## START Listed entries

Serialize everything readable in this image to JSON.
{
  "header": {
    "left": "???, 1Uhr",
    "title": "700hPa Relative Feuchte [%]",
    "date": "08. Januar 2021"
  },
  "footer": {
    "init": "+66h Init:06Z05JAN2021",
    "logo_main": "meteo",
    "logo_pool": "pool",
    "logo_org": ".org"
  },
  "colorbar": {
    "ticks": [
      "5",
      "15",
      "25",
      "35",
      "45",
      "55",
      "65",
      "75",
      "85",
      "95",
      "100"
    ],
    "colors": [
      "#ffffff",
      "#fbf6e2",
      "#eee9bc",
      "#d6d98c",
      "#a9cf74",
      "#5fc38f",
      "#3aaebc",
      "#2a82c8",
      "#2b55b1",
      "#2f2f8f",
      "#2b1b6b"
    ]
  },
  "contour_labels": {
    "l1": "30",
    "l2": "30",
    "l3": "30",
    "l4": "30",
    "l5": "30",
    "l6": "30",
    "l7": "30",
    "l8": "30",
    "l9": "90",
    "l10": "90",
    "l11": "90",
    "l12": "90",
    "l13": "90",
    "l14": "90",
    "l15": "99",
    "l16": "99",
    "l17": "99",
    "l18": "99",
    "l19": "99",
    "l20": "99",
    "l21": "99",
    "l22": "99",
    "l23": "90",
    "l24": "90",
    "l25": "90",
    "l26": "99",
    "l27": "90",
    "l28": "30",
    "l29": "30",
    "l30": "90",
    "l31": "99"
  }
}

## END Listed entries

Copy out each line exactly as written.

Serialize everything readable in this image to JSON.
{
  "header": {
    "left": "???, 1Uhr",
    "title": "700hPa Relative Feuchte [%]",
    "date": "08. Januar 2021"
  },
  "footer": {
    "init": "+66h Init:06Z05JAN2021",
    "logo_main": "meteo",
    "logo_pool": "pool",
    "logo_org": ".org"
  },
  "colorbar": {
    "ticks": [
      "5",
      "15",
      "25",
      "35",
      "45",
      "55",
      "65",
      "75",
      "85",
      "95",
      "100"
    ],
    "colors": [
      "#ffffff",
      "#fbf6e2",
      "#eee9bc",
      "#d6d98c",
      "#a9cf74",
      "#5fc38f",
      "#3aaebc",
      "#2a82c8",
      "#2b55b1",
      "#2f2f8f",
      "#2b1b6b"
    ]
  },
  "contour_labels": {
    "l1": "30",
    "l2": "30",
    "l3": "30",
    "l4": "30",
    "l5": "30",
    "l6": "30",
    "l7": "30",
    "l8": "30",
    "l9": "90",
    "l10": "90",
    "l11": "90",
    "l12": "90",
    "l13": "90",
    "l14": "90",
    "l15": "99",
    "l16": "99",
    "l17": "99",
    "l18": "99",
    "l19": "99",
    "l20": "99",
    "l21": "99",
    "l22": "99",
    "l23": "90",
    "l24": "90",
    "l25": "90",
    "l26": "99",
    "l27": "90",
    "l28": "30",
    "l29": "30",
    "l30": "90",
    "l31": "99"
  }
}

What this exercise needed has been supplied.